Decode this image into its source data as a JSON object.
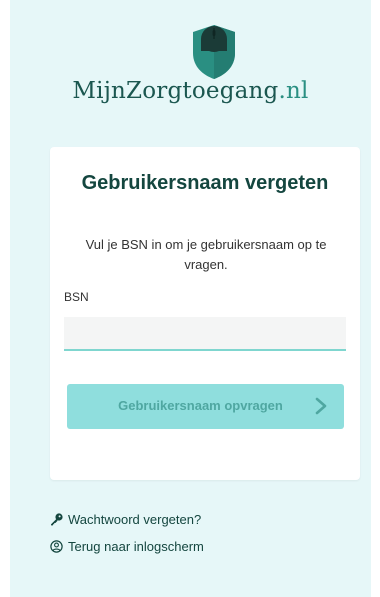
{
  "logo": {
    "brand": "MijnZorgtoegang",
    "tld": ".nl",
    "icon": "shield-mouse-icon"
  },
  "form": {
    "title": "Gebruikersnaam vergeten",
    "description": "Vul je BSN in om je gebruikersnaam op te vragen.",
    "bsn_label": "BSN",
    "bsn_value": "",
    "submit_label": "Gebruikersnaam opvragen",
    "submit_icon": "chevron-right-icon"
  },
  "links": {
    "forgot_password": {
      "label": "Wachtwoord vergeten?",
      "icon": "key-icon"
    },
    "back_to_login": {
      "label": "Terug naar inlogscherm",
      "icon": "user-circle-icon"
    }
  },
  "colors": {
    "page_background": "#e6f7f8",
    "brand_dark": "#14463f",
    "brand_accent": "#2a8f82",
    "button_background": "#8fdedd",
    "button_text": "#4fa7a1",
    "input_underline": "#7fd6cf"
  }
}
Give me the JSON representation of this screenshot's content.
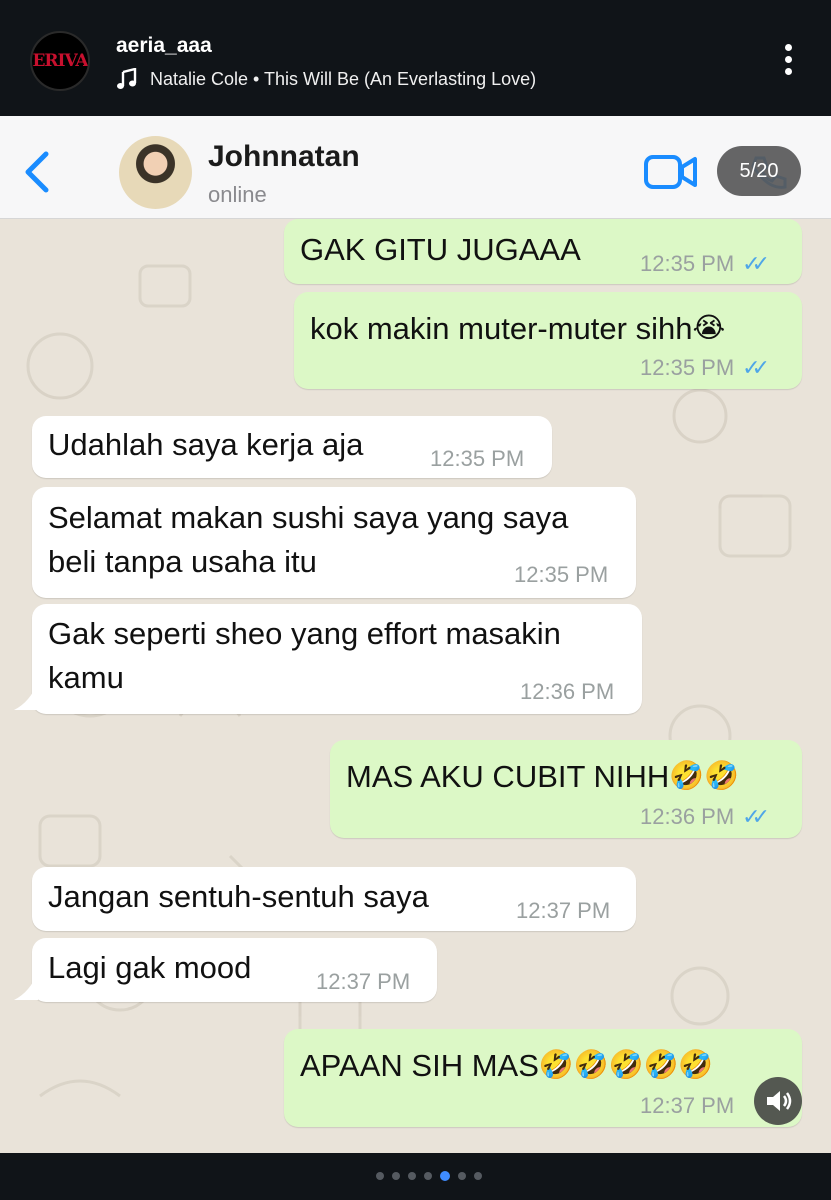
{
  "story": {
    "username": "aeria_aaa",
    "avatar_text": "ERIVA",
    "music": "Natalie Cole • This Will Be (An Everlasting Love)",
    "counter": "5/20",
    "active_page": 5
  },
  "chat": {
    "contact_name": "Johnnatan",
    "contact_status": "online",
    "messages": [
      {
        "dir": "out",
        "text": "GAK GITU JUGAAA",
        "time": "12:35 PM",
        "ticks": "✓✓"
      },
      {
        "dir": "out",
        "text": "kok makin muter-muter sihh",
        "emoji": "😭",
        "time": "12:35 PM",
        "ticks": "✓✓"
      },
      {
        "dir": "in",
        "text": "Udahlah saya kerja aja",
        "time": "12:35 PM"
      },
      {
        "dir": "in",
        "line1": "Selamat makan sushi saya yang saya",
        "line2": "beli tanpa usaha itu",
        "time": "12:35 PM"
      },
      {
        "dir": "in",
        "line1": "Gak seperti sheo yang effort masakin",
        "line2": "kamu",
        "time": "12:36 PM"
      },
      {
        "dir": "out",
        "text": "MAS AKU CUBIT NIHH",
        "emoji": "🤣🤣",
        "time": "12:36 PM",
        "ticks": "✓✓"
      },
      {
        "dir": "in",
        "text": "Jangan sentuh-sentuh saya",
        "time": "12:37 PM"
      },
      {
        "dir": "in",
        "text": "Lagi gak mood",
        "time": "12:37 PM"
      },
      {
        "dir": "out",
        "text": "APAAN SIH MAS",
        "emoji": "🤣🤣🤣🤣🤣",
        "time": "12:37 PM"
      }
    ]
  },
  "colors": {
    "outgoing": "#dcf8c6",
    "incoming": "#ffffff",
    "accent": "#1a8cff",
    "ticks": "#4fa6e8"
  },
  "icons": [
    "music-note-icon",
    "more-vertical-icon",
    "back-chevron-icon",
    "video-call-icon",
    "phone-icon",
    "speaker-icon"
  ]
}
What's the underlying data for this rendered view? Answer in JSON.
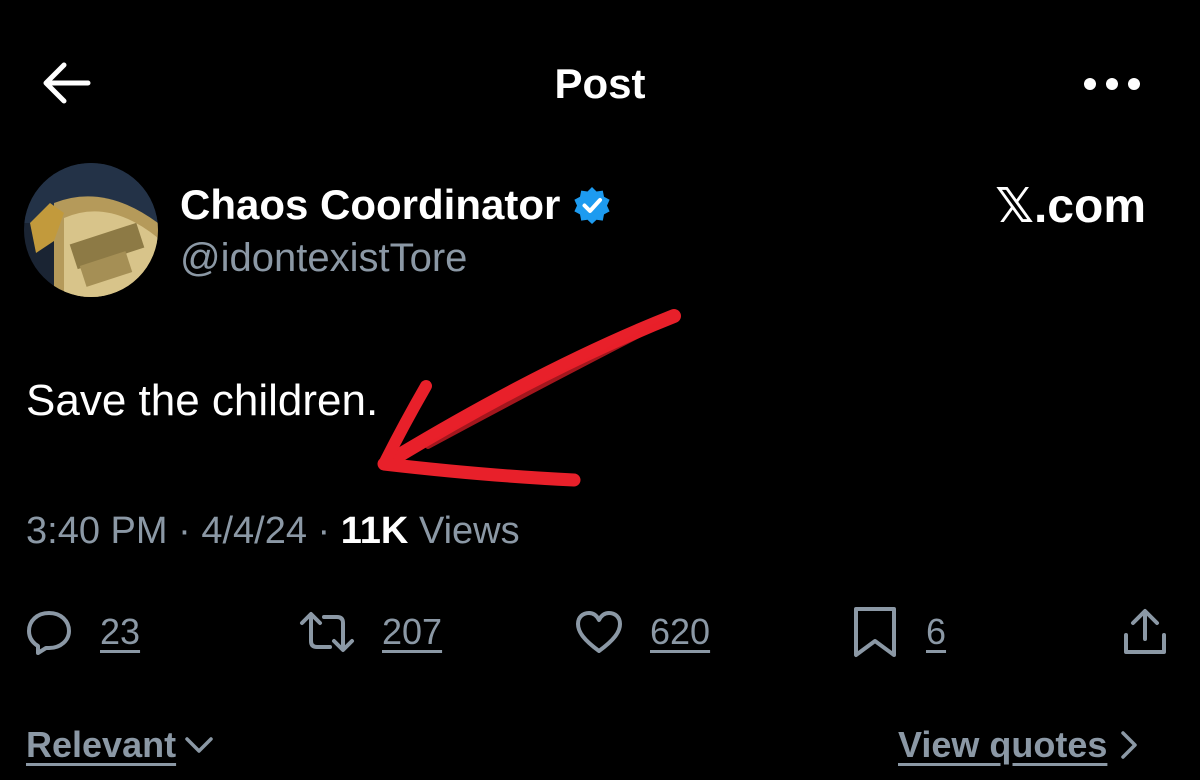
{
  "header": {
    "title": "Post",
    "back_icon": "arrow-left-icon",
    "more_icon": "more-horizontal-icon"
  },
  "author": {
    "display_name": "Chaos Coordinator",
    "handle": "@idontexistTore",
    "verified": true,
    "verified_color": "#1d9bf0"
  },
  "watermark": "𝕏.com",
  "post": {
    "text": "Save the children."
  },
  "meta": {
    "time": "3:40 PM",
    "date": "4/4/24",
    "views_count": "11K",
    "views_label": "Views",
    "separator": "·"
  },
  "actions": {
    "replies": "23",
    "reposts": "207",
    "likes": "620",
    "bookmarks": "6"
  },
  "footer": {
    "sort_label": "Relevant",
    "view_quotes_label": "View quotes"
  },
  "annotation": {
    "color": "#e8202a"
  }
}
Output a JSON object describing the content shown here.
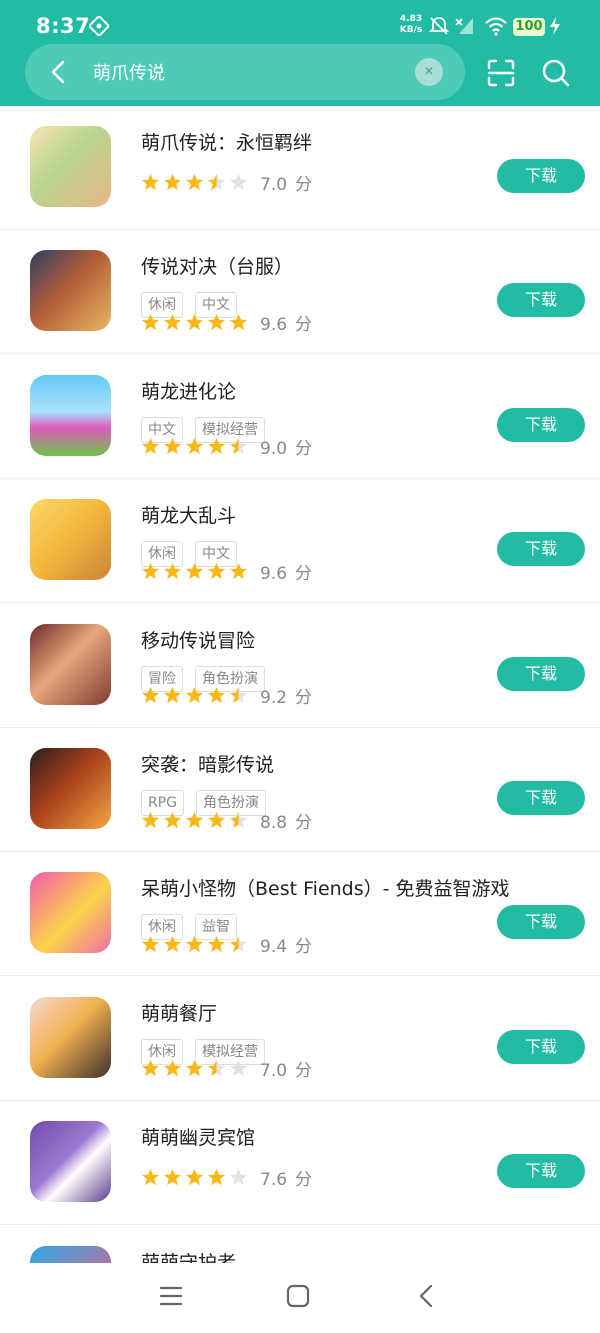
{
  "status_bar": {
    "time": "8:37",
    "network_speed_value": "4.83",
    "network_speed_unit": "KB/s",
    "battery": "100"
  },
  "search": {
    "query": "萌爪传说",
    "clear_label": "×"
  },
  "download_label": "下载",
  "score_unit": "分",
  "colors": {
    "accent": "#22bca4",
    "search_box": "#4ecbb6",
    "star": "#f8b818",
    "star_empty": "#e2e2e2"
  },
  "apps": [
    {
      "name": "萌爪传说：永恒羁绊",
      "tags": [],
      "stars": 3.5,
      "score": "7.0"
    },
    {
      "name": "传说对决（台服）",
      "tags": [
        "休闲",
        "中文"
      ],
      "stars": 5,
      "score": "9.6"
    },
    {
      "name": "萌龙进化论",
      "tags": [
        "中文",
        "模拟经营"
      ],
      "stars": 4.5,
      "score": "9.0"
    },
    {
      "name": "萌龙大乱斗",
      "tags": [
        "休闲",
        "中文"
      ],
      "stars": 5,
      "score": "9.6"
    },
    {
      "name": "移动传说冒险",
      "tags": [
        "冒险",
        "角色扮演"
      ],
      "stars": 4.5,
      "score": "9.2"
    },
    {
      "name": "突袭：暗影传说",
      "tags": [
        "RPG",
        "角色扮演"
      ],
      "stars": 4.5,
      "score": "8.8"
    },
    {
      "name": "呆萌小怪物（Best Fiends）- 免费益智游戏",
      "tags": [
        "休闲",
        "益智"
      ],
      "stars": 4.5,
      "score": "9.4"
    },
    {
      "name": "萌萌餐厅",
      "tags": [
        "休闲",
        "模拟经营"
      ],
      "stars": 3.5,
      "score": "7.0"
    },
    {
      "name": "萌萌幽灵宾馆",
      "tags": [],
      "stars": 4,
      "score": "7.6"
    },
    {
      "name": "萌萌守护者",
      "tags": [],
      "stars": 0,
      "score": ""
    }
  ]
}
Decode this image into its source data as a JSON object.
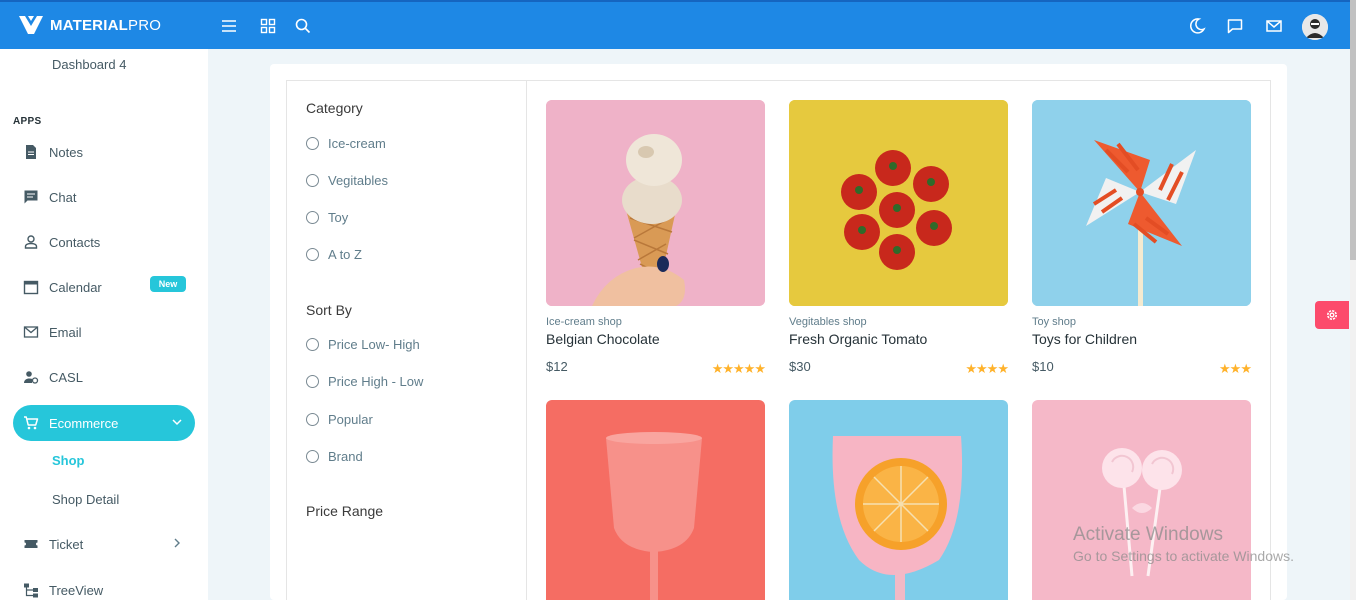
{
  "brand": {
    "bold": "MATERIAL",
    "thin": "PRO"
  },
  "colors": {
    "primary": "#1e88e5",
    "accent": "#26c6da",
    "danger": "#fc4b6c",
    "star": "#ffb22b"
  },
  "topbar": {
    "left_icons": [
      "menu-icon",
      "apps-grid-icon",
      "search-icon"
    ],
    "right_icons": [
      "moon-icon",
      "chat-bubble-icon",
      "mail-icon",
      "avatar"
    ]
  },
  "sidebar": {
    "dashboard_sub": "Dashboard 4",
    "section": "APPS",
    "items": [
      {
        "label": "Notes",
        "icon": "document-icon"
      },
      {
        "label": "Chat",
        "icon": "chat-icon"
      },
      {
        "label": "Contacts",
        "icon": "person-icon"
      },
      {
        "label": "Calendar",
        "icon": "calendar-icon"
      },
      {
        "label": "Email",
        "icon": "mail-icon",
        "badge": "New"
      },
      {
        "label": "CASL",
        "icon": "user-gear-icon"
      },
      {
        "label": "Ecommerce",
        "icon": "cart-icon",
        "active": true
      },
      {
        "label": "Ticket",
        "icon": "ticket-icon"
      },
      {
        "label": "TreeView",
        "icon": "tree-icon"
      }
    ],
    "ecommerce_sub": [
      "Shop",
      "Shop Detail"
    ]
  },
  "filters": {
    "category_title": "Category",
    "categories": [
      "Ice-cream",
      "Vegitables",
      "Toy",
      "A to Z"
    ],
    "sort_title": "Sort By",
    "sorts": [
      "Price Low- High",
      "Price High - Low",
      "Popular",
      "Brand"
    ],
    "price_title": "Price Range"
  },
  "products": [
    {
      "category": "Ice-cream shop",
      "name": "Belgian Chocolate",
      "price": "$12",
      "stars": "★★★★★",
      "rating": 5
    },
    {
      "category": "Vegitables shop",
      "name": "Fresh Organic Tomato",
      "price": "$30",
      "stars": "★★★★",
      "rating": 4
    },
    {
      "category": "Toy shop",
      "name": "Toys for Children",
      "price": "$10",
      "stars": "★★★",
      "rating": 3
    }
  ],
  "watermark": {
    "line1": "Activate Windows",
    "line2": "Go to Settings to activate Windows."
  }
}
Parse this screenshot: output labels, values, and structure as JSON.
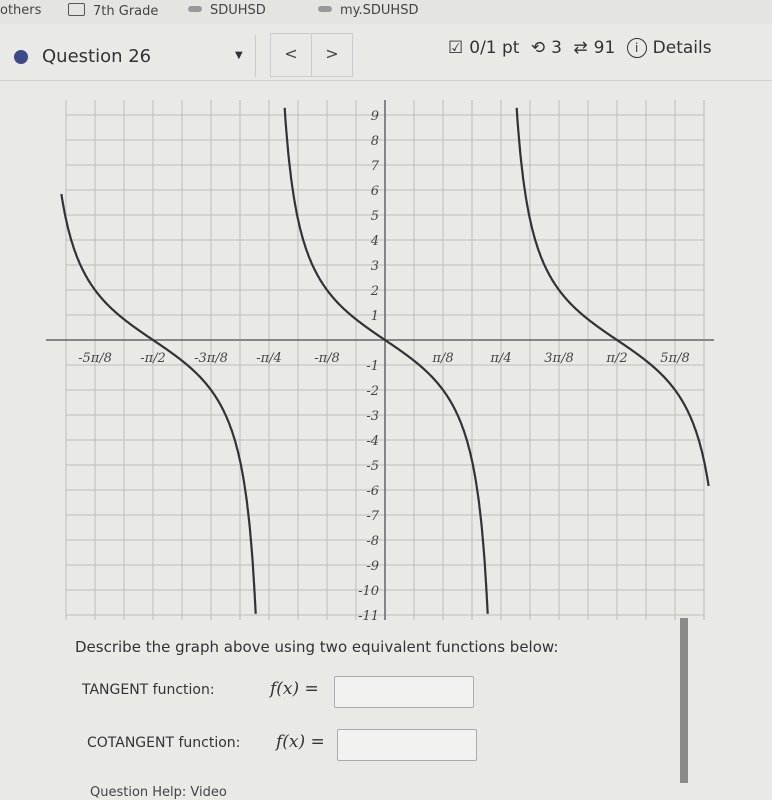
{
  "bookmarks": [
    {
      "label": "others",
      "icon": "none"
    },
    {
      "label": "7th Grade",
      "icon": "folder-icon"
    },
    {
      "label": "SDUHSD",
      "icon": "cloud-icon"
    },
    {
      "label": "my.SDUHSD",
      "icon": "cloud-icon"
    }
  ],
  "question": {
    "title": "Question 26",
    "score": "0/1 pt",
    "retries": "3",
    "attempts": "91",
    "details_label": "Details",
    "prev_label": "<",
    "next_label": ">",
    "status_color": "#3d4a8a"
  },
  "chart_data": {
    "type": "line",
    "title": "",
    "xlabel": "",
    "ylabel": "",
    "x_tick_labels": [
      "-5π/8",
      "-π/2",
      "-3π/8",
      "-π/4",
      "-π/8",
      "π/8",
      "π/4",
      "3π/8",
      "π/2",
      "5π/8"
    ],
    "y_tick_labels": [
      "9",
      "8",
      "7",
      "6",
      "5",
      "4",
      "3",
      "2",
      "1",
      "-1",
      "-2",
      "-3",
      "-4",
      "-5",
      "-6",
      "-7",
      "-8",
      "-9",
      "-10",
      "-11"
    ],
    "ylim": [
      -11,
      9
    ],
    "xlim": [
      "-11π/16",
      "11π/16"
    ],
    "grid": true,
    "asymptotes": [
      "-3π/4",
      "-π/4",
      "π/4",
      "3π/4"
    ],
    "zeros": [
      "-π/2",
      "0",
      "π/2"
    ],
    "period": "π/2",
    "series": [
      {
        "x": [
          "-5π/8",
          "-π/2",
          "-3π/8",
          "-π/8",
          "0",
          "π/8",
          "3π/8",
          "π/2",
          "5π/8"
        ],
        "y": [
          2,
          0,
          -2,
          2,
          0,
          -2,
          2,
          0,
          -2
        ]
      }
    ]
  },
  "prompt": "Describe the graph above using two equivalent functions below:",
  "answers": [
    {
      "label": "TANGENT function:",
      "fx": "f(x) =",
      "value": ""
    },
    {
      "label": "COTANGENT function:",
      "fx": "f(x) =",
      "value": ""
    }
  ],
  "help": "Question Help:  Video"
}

To do: Return a copy of every line that includes the word "more".

The completed task:
    "more-vertical-icon",
    "more_icon": "more-horizontal-icon"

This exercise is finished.